A block of data
━━━━

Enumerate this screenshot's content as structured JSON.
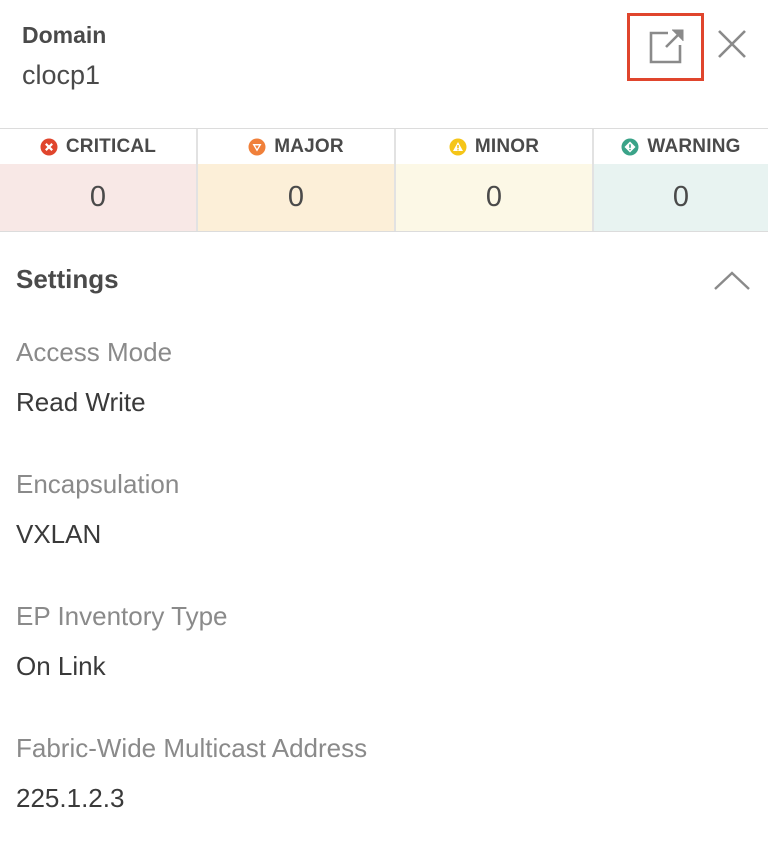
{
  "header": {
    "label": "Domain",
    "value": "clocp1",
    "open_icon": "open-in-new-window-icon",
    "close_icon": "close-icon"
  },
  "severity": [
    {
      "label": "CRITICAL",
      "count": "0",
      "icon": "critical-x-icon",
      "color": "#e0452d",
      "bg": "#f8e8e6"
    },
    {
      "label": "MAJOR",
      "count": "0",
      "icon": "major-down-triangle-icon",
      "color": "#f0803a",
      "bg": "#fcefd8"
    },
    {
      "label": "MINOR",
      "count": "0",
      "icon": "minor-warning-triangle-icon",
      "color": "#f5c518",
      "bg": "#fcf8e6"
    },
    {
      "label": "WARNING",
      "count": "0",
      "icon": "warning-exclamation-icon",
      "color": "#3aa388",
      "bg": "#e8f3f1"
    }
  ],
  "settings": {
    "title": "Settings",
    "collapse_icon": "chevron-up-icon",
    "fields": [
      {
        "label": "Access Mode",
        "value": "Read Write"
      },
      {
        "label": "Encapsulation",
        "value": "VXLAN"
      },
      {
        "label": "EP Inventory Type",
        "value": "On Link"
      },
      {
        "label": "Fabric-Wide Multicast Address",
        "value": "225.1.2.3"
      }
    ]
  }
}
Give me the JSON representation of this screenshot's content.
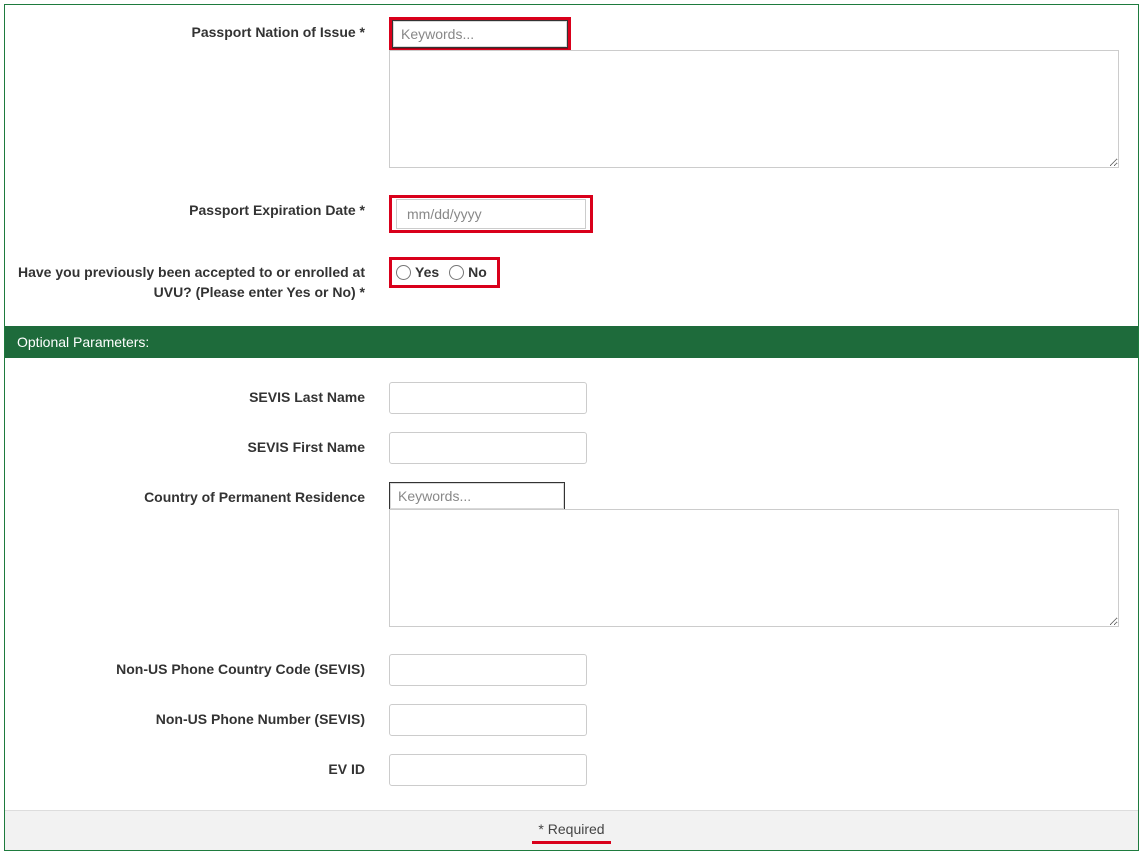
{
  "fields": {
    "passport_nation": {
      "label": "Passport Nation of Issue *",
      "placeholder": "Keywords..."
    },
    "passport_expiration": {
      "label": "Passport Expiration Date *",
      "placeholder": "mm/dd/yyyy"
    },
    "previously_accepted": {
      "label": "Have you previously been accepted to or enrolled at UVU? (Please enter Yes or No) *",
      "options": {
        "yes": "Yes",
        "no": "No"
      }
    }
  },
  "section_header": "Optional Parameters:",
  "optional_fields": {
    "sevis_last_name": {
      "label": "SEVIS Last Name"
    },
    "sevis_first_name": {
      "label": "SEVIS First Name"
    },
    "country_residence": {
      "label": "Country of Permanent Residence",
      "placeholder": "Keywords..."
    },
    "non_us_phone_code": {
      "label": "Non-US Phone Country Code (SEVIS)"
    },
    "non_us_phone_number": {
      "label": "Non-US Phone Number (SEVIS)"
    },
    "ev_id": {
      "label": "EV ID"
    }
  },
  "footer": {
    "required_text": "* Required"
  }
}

━━━━

GIVEN EXERCISE
Single out each line of the records above with the string "triangle" in it, and copy it.

TASK OUTPUT
      "icon": "major-down-triangle-icon",
      "icon": "minor-warning-triangle-icon",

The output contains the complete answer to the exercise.